>> start
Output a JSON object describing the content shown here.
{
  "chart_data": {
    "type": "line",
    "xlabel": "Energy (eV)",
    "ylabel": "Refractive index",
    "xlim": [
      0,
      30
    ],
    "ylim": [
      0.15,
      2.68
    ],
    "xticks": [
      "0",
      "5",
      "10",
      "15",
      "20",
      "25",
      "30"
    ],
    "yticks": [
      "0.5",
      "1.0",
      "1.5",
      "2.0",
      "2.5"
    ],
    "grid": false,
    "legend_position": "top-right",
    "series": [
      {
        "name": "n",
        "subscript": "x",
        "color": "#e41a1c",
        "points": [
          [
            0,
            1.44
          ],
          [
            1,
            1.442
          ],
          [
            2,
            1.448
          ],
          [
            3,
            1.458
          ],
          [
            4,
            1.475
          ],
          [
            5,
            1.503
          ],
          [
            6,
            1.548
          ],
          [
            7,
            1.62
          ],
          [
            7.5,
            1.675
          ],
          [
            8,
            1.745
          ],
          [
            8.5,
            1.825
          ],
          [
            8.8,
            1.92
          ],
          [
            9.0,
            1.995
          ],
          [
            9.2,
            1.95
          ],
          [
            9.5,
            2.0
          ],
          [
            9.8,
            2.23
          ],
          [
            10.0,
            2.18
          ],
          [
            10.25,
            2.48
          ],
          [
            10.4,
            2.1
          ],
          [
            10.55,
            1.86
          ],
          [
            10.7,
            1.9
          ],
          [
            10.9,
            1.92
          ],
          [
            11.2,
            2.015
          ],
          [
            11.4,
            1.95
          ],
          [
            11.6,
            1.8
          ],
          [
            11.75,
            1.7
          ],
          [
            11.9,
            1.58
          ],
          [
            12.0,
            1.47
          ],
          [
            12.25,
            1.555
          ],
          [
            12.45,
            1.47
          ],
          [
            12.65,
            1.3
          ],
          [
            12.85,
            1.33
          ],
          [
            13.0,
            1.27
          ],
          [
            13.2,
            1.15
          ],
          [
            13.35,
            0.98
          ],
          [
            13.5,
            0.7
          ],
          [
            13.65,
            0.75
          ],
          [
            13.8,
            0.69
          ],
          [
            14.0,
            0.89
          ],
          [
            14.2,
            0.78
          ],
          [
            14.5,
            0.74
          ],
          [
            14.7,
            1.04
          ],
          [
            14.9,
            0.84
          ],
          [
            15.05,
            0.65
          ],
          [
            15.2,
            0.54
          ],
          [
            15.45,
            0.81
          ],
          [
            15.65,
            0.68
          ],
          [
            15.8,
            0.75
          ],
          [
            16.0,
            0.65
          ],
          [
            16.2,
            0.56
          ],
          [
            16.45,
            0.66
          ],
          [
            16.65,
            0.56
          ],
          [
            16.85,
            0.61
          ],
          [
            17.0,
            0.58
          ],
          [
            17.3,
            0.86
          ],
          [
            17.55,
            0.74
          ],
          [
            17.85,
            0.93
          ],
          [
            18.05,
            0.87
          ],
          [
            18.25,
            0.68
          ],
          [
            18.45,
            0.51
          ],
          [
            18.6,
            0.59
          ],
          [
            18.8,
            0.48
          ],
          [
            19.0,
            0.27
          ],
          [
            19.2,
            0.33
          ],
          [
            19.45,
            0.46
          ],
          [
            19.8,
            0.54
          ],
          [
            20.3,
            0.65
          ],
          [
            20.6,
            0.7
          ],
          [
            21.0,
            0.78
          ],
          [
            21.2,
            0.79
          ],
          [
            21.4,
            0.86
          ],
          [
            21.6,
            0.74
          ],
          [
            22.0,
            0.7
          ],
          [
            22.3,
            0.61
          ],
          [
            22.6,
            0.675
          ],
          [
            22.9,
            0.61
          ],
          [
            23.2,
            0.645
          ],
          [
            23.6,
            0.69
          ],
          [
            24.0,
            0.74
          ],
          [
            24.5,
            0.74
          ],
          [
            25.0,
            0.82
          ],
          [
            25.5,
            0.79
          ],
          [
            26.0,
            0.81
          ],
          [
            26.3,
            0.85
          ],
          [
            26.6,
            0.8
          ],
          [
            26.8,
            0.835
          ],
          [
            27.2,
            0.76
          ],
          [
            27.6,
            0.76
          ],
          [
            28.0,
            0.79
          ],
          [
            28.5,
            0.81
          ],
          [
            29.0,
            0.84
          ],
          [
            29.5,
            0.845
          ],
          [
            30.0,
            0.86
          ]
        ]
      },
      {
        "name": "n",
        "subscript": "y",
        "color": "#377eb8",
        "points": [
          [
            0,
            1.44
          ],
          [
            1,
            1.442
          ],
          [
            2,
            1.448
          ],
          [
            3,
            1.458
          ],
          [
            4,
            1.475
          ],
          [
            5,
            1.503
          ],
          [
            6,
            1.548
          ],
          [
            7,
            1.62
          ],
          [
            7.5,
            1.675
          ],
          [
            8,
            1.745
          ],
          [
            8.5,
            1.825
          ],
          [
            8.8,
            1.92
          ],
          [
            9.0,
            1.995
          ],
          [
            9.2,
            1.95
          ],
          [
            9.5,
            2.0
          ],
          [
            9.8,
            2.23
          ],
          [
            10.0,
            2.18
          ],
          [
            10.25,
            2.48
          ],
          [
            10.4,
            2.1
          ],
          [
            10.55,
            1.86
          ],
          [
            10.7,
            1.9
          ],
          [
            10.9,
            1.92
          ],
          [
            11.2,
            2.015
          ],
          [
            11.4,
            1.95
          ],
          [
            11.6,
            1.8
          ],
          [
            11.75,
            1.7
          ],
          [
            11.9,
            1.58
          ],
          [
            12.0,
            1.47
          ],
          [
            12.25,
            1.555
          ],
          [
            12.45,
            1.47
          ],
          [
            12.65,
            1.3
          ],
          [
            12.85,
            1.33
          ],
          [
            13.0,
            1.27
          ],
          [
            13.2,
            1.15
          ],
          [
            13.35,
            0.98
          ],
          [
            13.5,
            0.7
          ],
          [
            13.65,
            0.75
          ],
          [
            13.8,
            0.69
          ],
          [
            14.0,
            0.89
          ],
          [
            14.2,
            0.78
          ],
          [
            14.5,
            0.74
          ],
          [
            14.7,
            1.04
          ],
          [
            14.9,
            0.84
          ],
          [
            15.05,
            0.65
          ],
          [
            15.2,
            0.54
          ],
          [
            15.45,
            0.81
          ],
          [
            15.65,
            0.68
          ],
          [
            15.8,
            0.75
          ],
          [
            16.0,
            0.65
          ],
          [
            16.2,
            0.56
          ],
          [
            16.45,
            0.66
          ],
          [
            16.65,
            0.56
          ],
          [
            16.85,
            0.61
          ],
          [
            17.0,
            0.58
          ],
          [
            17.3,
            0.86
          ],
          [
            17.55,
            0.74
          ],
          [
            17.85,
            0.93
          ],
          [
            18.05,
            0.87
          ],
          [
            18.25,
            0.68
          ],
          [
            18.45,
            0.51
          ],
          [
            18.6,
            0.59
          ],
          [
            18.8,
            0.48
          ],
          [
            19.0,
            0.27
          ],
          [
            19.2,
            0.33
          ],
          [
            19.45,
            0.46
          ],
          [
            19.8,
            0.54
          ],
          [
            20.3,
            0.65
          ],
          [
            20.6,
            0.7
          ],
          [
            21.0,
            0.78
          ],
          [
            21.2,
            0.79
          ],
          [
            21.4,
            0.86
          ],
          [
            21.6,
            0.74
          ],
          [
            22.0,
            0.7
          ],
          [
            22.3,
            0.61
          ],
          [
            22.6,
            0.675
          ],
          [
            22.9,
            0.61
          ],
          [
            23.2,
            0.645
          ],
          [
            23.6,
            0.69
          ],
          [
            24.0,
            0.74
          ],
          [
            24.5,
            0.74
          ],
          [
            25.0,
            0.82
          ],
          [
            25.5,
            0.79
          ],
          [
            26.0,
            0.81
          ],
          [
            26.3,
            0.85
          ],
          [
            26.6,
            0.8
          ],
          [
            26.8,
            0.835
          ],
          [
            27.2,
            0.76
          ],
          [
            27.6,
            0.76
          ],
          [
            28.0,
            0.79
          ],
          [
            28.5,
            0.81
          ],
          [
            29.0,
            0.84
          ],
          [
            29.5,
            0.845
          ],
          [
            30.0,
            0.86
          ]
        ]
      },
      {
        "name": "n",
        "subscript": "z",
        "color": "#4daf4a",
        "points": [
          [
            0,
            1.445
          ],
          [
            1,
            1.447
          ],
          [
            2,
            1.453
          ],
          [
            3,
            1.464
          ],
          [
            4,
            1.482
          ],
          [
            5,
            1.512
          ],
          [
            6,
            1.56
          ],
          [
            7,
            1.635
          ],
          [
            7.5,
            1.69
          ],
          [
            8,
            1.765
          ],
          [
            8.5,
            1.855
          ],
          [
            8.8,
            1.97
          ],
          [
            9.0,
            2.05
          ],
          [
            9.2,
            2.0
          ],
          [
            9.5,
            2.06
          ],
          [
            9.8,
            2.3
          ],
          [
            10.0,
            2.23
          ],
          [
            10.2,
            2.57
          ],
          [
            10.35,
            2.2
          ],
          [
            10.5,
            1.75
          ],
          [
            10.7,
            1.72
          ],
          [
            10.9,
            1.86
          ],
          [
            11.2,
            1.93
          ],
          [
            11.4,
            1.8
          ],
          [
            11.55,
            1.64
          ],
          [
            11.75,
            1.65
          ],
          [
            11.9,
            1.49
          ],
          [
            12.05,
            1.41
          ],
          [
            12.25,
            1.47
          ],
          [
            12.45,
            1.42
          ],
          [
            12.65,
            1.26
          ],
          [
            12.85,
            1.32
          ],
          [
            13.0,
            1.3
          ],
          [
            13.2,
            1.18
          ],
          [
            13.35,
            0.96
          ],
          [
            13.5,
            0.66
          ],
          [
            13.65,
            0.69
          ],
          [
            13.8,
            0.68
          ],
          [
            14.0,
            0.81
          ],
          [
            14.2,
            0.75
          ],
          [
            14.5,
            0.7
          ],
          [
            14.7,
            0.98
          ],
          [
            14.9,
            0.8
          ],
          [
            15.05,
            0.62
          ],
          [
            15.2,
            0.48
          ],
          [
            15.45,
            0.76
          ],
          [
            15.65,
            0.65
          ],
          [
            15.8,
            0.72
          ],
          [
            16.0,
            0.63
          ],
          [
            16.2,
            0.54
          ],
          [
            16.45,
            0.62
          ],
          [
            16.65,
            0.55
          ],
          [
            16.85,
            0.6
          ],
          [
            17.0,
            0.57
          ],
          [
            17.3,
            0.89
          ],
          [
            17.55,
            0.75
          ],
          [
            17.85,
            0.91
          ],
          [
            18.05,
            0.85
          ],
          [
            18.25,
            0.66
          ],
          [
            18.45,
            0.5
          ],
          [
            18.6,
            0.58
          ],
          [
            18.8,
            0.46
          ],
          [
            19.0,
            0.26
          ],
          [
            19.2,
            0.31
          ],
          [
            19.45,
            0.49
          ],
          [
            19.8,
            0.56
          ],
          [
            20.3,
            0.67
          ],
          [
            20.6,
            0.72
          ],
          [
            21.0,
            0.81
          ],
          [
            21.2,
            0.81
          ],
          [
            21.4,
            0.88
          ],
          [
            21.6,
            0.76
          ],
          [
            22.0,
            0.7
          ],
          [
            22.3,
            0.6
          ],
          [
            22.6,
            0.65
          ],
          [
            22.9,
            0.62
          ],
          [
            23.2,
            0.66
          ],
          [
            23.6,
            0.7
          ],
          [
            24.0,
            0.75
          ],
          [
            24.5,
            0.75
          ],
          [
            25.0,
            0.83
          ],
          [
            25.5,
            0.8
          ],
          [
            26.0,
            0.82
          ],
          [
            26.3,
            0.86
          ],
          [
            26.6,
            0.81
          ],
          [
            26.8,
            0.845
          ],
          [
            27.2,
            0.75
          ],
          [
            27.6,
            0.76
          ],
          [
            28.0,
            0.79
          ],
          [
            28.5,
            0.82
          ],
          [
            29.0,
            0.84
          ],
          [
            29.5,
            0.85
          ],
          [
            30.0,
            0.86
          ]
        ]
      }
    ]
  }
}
>> end
Exercise | Note every line above where the string "subscript" shows up, and copy those lines.

Solved problem |
        "subscript": "x",
        "subscript": "y",
        "subscript": "z",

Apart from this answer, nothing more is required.